_What to produce_. State the number of lines in these records holding "this". Say nothing more.

_Records to process_.
------------------------------------------------------------

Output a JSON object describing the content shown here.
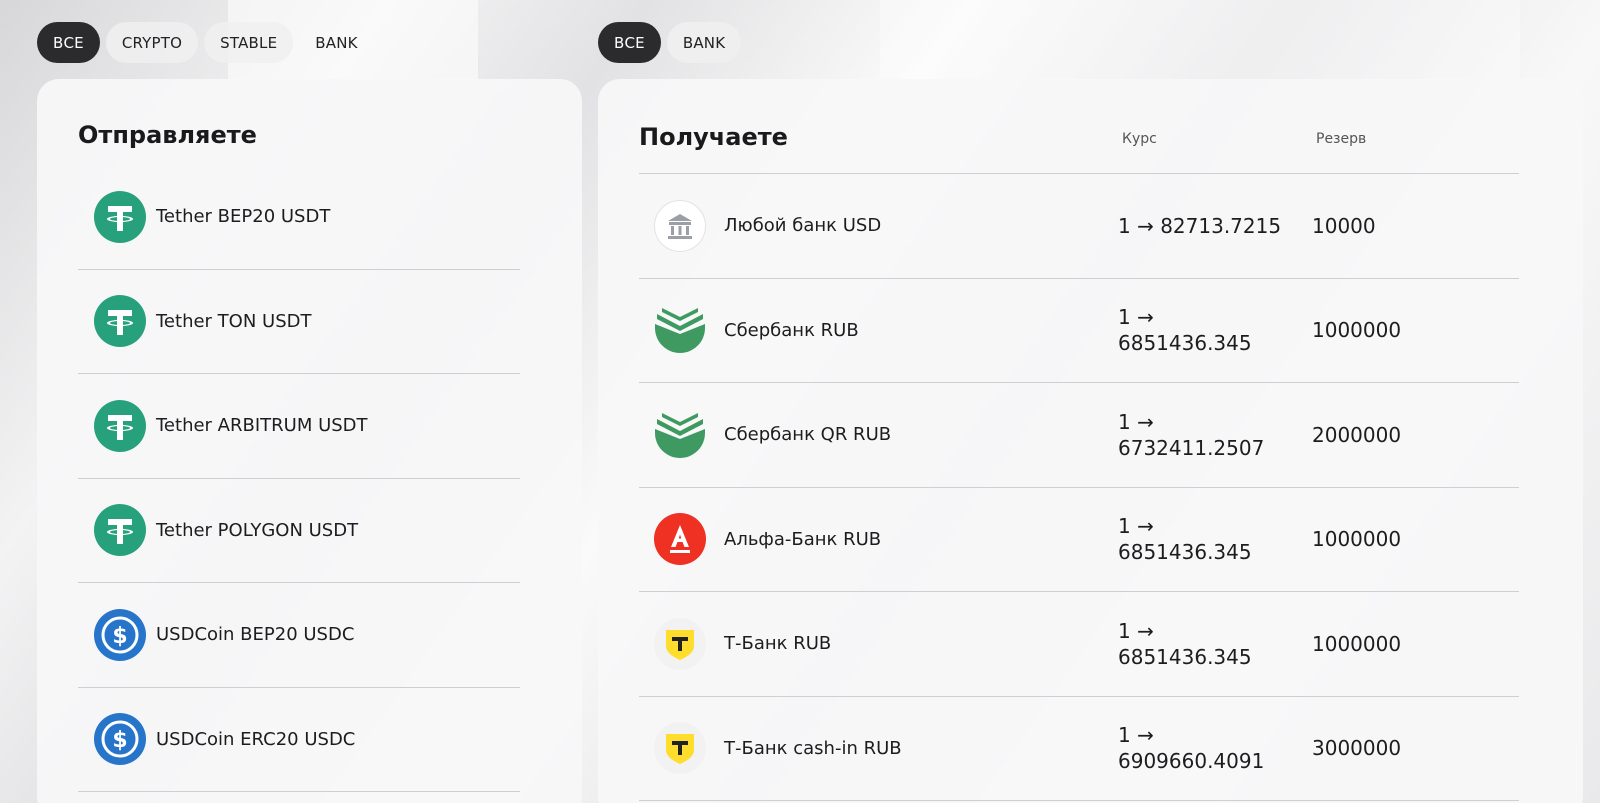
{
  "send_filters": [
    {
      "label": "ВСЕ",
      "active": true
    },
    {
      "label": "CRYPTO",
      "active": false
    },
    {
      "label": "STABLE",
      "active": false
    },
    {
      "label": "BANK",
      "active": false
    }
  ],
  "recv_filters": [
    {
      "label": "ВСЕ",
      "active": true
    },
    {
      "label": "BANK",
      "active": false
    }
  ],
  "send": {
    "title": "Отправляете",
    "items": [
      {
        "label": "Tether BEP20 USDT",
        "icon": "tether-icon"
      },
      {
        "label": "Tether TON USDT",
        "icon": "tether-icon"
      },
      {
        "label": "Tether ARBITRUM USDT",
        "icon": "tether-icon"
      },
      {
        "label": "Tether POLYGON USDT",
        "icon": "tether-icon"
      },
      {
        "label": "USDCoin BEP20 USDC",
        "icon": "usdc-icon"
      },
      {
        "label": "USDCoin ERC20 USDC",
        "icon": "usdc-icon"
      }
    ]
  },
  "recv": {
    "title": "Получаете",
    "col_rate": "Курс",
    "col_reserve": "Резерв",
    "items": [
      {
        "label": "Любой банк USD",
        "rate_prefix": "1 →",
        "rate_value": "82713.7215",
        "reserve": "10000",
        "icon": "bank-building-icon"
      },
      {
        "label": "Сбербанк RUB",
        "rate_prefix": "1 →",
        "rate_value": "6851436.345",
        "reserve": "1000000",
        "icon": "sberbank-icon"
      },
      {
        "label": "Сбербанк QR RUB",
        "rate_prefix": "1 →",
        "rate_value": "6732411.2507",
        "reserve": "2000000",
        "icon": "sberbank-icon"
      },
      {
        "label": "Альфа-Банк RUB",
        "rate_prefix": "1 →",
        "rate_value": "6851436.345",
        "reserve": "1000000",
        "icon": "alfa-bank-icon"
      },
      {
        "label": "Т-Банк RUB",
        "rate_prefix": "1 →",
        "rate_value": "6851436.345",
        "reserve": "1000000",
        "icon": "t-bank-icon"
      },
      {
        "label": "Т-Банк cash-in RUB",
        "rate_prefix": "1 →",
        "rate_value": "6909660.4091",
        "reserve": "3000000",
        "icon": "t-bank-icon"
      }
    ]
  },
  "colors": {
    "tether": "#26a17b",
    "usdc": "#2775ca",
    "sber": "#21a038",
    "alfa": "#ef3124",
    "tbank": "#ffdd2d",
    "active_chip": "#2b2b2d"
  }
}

------------------------------------------------------------

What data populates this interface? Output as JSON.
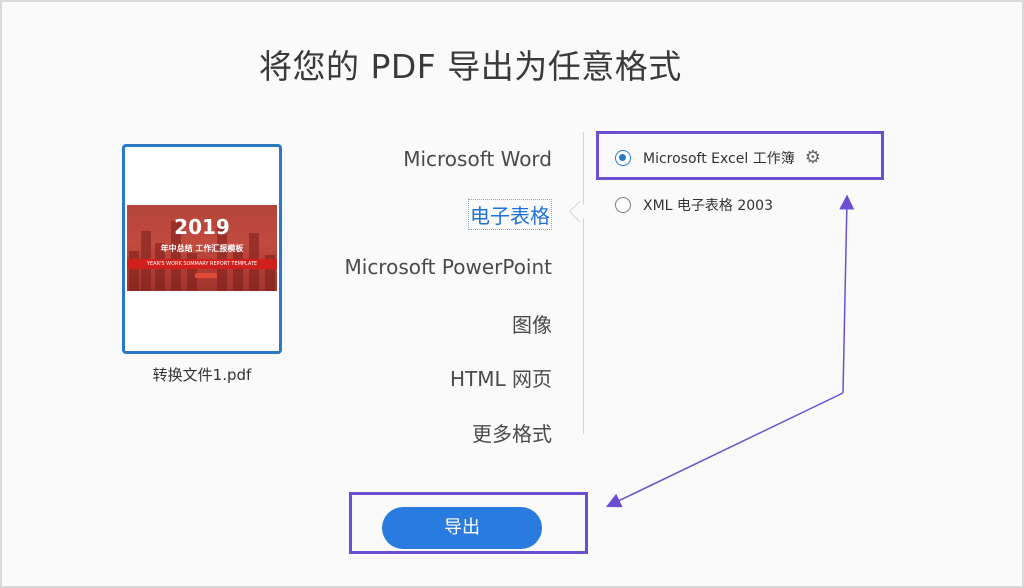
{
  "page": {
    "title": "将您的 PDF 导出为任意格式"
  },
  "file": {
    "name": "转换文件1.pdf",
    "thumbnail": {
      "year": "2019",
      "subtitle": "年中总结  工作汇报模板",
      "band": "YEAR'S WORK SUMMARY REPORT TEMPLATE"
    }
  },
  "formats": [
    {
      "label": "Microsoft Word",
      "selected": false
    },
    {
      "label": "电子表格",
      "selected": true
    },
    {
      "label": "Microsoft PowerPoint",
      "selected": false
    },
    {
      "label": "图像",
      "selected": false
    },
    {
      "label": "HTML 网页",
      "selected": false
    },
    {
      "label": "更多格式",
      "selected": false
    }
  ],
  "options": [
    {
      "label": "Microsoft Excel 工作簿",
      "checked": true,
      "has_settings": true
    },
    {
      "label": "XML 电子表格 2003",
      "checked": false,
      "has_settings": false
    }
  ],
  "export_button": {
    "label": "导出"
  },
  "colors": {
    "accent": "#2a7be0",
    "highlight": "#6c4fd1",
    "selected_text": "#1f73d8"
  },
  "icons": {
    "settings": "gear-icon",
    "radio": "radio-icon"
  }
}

------------------------------------------------------------

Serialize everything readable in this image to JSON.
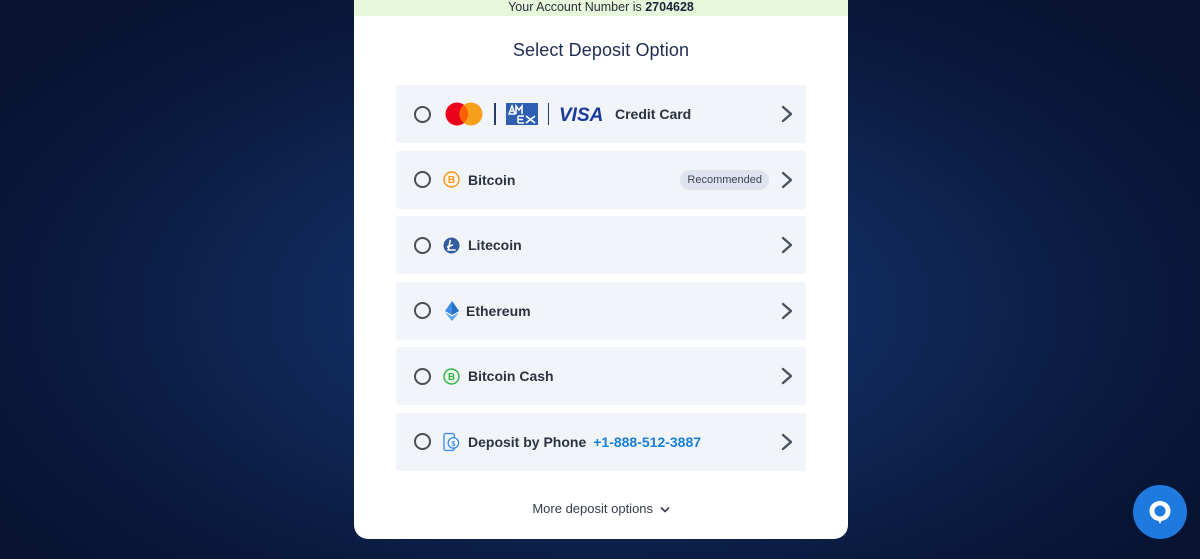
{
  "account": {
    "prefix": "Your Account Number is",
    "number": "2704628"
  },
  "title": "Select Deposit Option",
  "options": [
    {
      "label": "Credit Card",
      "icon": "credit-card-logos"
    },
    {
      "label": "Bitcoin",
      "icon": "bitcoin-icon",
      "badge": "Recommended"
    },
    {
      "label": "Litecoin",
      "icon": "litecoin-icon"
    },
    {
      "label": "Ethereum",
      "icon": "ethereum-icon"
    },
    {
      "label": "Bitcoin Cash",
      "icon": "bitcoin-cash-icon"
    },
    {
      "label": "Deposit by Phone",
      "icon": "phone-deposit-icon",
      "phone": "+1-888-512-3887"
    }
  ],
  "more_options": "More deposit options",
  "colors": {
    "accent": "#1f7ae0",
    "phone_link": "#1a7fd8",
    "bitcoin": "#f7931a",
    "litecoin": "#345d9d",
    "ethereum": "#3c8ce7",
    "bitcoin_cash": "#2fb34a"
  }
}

------------------------------------------------------------

_Completed exercise_. 2